Data entries>

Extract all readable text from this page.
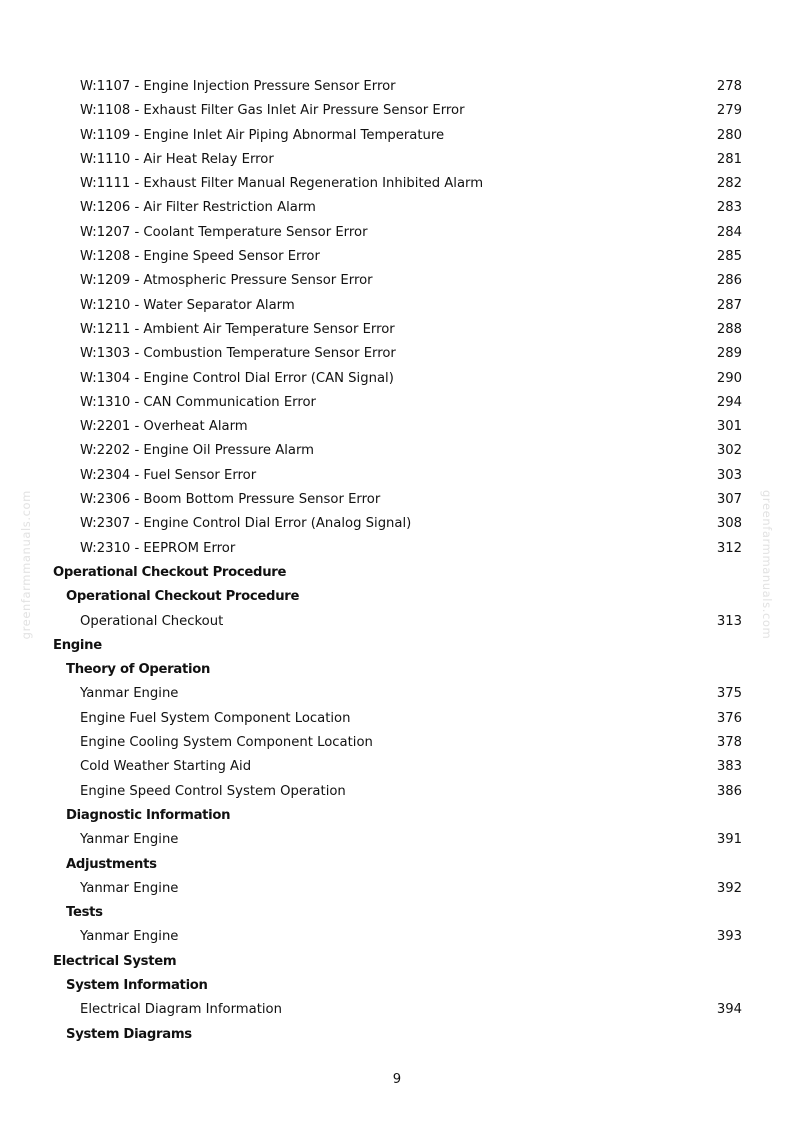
greenfarmmanuals.com	greenfarmmanuals.com
W:1107 - Engine Injection Pressure Sensor Error	278
W:1108 - Exhaust Filter Gas Inlet Air Pressure Sensor Error	279
W:1109 - Engine Inlet Air Piping Abnormal Temperature	280
W:1110 - Air Heat Relay Error	281
W:1111 - Exhaust Filter Manual Regeneration Inhibited Alarm	282
W:1206 - Air Filter Restriction Alarm	283
W:1207 - Coolant Temperature Sensor Error	284
W:1208 - Engine Speed Sensor Error	285
W:1209 - Atmospheric Pressure Sensor Error	286
W:1210 - Water Separator Alarm	287
W:1211 - Ambient Air Temperature Sensor Error	288
W:1303 - Combustion Temperature Sensor Error	289
W:1304 - Engine Control Dial Error (CAN Signal)	290
W:1310 - CAN Communication Error	294
W:2201 - Overheat Alarm	301
W:2202 - Engine Oil Pressure Alarm	302
W:2304 - Fuel Sensor Error	303
W:2306 - Boom Bottom Pressure Sensor Error	307
W:2307 - Engine Control Dial Error (Analog Signal)	308
W:2310 - EEPROM Error	312
Operational Checkout Procedure
Operational Checkout Procedure
Operational Checkout	313
Engine
Theory of Operation
Yanmar Engine	375
Engine Fuel System Component Location	376
Engine Cooling System Component Location	378
Cold Weather Starting Aid	383
Engine Speed Control System Operation	386
Diagnostic Information
Yanmar Engine	391
Adjustments
Yanmar Engine	392
Tests
Yanmar Engine	393
Electrical System
System Information
Electrical Diagram Information	394
System Diagrams
9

Written task> Consider the entries above and return each line with the string "Information".

Exercise result>
Diagnostic Information
System Information
Electrical Diagram Information	394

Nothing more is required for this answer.